◆ DATA LINES:
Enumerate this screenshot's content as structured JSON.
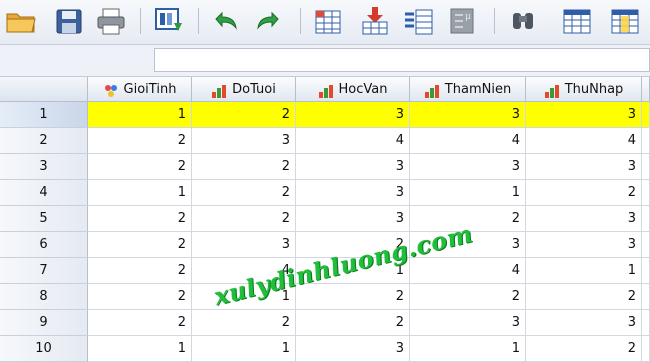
{
  "toolbar": {
    "icons": [
      "open-folder-icon",
      "save-icon",
      "print-icon",
      "recall-dialog-icon",
      "undo-icon",
      "redo-icon",
      "goto-case-icon",
      "goto-variable-icon",
      "variables-icon",
      "run-descriptives-icon",
      "find-icon",
      "insert-cases-icon",
      "insert-variable-icon"
    ]
  },
  "grid": {
    "columns": [
      {
        "label": "GioiTinh",
        "measure": "nominal-icon"
      },
      {
        "label": "DoTuoi",
        "measure": "ordinal-bar-icon"
      },
      {
        "label": "HocVan",
        "measure": "ordinal-bar-icon"
      },
      {
        "label": "ThamNien",
        "measure": "ordinal-bar-icon"
      },
      {
        "label": "ThuNhap",
        "measure": "ordinal-bar-icon"
      }
    ],
    "rows": [
      {
        "n": "1",
        "values": [
          "1",
          "2",
          "3",
          "3",
          "3"
        ]
      },
      {
        "n": "2",
        "values": [
          "2",
          "3",
          "4",
          "4",
          "4"
        ]
      },
      {
        "n": "3",
        "values": [
          "2",
          "2",
          "3",
          "3",
          "3"
        ]
      },
      {
        "n": "4",
        "values": [
          "1",
          "2",
          "3",
          "1",
          "2"
        ]
      },
      {
        "n": "5",
        "values": [
          "2",
          "2",
          "3",
          "2",
          "3"
        ]
      },
      {
        "n": "6",
        "values": [
          "2",
          "3",
          "2",
          "3",
          "3"
        ]
      },
      {
        "n": "7",
        "values": [
          "2",
          "4",
          "1",
          "4",
          "1"
        ]
      },
      {
        "n": "8",
        "values": [
          "2",
          "1",
          "2",
          "2",
          "2"
        ]
      },
      {
        "n": "9",
        "values": [
          "2",
          "2",
          "2",
          "3",
          "3"
        ]
      },
      {
        "n": "10",
        "values": [
          "1",
          "1",
          "3",
          "1",
          "2"
        ]
      }
    ],
    "selected_row": "1",
    "selected_color": "#ffff00"
  },
  "watermark": {
    "text": "xulydinhluong.com",
    "color": "#1fbf3a"
  }
}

◆ GIVEN EXERCISE: The records above should be reproduced exactly, with no pictures included.

◆ WRITTEN ANSWER:
Enumerate this screenshot's content as structured JSON.
{
  "toolbar": {
    "icons": [
      "open-folder-icon",
      "save-icon",
      "print-icon",
      "recall-dialog-icon",
      "undo-icon",
      "redo-icon",
      "goto-case-icon",
      "goto-variable-icon",
      "variables-icon",
      "run-descriptives-icon",
      "find-icon",
      "insert-cases-icon",
      "insert-variable-icon"
    ]
  },
  "grid": {
    "columns": [
      {
        "label": "GioiTinh",
        "measure": "nominal-icon"
      },
      {
        "label": "DoTuoi",
        "measure": "ordinal-bar-icon"
      },
      {
        "label": "HocVan",
        "measure": "ordinal-bar-icon"
      },
      {
        "label": "ThamNien",
        "measure": "ordinal-bar-icon"
      },
      {
        "label": "ThuNhap",
        "measure": "ordinal-bar-icon"
      }
    ],
    "rows": [
      {
        "n": "1",
        "values": [
          "1",
          "2",
          "3",
          "3",
          "3"
        ]
      },
      {
        "n": "2",
        "values": [
          "2",
          "3",
          "4",
          "4",
          "4"
        ]
      },
      {
        "n": "3",
        "values": [
          "2",
          "2",
          "3",
          "3",
          "3"
        ]
      },
      {
        "n": "4",
        "values": [
          "1",
          "2",
          "3",
          "1",
          "2"
        ]
      },
      {
        "n": "5",
        "values": [
          "2",
          "2",
          "3",
          "2",
          "3"
        ]
      },
      {
        "n": "6",
        "values": [
          "2",
          "3",
          "2",
          "3",
          "3"
        ]
      },
      {
        "n": "7",
        "values": [
          "2",
          "4",
          "1",
          "4",
          "1"
        ]
      },
      {
        "n": "8",
        "values": [
          "2",
          "1",
          "2",
          "2",
          "2"
        ]
      },
      {
        "n": "9",
        "values": [
          "2",
          "2",
          "2",
          "3",
          "3"
        ]
      },
      {
        "n": "10",
        "values": [
          "1",
          "1",
          "3",
          "1",
          "2"
        ]
      }
    ],
    "selected_row": "1",
    "selected_color": "#ffff00"
  },
  "watermark": {
    "text": "xulydinhluong.com",
    "color": "#1fbf3a"
  }
}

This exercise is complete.